Work to complete ▸ Find every line in the records below that contains the word "Semanal", and copy each such line.

>> begin Data listing

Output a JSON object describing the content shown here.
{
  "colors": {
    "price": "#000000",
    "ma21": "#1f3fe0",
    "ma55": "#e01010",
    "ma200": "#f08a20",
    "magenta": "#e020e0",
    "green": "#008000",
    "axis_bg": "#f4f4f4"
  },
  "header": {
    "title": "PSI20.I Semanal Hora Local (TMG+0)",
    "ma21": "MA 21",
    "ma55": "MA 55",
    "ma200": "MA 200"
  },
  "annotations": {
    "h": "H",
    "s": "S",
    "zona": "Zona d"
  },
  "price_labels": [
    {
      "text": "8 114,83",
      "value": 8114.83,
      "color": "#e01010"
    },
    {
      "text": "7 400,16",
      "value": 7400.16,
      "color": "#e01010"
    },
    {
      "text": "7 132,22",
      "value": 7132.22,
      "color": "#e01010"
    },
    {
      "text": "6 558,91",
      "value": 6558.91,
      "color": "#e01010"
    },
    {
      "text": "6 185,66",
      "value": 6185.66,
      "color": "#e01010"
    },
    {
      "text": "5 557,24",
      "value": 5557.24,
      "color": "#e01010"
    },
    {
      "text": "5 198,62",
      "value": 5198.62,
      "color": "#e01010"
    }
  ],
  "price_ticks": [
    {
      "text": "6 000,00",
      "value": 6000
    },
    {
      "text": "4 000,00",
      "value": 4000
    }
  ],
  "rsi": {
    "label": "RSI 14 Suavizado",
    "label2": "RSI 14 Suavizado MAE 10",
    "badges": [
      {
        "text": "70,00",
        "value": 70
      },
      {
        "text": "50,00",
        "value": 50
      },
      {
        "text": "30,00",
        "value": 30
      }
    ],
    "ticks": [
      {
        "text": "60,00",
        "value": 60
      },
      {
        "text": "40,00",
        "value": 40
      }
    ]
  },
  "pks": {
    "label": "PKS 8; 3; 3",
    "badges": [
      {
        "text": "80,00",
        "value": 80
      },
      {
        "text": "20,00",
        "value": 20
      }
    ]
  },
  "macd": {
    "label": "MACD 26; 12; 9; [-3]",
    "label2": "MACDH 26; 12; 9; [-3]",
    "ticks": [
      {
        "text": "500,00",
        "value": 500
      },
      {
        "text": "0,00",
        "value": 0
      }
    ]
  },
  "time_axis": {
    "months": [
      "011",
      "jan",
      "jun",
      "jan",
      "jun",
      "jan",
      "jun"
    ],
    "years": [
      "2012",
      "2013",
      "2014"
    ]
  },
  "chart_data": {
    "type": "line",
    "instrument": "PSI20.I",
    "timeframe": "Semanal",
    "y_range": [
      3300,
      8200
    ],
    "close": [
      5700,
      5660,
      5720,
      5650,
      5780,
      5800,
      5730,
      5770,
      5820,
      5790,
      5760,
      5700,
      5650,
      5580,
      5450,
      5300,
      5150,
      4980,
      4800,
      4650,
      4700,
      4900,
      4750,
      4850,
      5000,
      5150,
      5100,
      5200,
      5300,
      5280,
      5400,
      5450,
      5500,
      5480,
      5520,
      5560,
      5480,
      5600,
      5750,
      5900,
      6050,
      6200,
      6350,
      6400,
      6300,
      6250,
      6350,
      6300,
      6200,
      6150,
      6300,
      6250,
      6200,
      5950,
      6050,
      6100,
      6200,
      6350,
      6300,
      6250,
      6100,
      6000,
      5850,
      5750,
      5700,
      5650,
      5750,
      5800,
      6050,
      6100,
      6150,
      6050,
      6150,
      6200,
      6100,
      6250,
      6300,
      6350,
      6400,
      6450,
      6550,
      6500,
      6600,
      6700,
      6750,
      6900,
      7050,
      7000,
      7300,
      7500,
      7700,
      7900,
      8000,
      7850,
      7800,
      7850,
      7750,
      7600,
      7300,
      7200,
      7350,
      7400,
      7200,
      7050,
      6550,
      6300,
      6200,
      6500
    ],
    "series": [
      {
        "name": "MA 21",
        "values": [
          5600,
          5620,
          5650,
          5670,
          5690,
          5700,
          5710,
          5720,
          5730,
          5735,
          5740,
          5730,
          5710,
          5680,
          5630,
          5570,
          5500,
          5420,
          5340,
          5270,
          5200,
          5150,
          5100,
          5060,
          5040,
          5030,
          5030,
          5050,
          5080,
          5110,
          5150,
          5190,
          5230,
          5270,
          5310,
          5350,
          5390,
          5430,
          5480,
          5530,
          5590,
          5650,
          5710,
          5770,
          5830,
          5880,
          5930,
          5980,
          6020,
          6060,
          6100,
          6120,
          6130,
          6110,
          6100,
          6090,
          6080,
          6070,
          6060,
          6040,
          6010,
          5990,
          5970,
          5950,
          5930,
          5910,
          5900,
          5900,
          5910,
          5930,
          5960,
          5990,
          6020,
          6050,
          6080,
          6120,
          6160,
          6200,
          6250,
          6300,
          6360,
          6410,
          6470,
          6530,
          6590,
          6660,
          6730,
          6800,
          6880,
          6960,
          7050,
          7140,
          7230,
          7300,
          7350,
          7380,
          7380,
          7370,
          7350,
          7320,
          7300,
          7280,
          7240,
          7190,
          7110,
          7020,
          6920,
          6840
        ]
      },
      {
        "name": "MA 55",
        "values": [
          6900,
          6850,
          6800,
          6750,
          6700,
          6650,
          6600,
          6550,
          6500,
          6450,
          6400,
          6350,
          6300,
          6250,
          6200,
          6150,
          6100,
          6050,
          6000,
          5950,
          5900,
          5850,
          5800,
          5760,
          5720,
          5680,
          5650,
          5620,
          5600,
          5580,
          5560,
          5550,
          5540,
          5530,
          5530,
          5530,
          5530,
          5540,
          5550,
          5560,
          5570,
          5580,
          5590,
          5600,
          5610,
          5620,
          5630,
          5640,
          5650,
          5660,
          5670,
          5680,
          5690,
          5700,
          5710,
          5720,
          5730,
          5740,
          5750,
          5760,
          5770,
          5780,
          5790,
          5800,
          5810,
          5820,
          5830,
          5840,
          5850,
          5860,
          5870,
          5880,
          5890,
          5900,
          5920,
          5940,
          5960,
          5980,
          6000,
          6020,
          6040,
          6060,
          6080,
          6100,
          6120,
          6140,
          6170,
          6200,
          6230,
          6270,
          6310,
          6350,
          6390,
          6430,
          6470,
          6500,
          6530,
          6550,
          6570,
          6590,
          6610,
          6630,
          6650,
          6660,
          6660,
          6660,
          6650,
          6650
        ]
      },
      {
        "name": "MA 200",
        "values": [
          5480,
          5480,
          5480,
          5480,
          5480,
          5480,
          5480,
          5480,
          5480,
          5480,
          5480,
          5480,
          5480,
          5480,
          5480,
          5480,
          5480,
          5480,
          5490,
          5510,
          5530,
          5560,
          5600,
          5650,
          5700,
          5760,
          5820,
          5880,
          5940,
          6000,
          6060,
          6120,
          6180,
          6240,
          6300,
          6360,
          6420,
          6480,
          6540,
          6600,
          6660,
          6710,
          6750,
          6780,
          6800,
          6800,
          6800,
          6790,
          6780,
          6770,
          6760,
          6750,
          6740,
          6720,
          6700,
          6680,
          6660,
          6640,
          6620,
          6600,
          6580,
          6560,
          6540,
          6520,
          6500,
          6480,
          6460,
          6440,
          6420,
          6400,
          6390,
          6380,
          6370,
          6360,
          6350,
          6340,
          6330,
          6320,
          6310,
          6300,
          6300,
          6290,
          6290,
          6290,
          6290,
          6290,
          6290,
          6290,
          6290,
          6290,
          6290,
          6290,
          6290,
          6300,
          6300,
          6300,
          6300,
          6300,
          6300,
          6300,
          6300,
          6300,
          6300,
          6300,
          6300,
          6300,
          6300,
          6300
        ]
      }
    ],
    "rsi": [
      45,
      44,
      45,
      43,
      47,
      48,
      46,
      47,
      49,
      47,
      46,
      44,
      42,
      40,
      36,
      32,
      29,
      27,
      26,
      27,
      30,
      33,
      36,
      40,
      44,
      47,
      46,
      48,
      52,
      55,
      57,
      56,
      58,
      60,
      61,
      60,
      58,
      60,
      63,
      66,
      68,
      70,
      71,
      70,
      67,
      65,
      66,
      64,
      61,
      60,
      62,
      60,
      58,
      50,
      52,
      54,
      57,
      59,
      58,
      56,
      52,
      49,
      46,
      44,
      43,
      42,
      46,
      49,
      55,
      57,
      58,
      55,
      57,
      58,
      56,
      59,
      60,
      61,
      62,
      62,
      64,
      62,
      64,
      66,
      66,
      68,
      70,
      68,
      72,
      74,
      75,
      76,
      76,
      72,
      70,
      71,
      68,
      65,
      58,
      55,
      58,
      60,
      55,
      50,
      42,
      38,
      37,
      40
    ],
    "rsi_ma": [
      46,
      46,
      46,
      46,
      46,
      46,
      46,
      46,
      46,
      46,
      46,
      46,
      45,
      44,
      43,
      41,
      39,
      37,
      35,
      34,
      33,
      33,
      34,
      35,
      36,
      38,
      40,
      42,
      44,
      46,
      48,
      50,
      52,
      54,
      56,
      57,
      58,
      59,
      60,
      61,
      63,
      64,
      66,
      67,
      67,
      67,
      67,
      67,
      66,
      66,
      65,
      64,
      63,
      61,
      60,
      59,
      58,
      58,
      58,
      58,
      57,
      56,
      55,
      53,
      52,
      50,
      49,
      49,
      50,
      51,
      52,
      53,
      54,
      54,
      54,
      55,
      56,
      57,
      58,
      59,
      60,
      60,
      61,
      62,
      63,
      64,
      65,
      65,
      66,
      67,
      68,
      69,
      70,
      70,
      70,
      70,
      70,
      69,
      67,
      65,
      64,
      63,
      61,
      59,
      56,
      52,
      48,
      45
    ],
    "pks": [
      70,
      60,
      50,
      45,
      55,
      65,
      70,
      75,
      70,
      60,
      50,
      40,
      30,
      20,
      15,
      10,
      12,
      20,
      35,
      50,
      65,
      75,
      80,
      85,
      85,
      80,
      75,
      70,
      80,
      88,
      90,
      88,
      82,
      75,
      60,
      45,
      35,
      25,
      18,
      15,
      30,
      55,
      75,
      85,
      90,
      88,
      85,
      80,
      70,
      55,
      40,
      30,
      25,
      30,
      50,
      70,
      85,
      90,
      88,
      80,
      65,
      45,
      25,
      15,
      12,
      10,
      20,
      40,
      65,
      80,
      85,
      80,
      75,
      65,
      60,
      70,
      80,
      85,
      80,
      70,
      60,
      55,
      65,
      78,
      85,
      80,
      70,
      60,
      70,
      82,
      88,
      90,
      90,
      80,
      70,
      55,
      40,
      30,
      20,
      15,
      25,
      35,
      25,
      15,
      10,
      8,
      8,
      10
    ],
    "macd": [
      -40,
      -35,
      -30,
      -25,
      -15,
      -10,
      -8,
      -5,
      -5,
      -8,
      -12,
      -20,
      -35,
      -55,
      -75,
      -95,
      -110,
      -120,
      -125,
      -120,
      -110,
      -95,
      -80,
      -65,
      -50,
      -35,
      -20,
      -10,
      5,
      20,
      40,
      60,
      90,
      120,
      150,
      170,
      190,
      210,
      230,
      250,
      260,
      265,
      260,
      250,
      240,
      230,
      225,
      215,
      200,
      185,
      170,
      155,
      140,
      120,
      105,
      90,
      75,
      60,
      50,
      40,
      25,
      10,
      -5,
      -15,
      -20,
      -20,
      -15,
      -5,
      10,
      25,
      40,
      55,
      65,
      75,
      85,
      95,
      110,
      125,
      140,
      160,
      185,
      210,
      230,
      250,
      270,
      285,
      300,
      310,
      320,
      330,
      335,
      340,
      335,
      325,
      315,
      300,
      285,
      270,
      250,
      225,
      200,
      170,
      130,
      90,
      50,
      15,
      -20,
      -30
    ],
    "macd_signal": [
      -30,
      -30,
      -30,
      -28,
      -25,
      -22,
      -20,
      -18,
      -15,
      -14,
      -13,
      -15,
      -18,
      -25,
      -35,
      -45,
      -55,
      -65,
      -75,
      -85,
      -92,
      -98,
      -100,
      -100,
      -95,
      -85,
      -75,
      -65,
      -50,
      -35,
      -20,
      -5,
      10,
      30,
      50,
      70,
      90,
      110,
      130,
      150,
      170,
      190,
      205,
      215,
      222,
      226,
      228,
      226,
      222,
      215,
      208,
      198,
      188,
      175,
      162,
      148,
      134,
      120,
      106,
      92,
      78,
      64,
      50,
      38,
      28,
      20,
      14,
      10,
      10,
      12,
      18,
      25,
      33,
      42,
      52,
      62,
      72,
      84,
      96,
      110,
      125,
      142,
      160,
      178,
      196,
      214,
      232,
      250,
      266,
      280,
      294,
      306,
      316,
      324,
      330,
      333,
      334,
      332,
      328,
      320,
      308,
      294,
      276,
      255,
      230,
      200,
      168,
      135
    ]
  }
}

>> end Data listing

Written solution ▸
    "title": "PSI20.I Semanal Hora Local (TMG+0)",
    "timeframe": "Semanal",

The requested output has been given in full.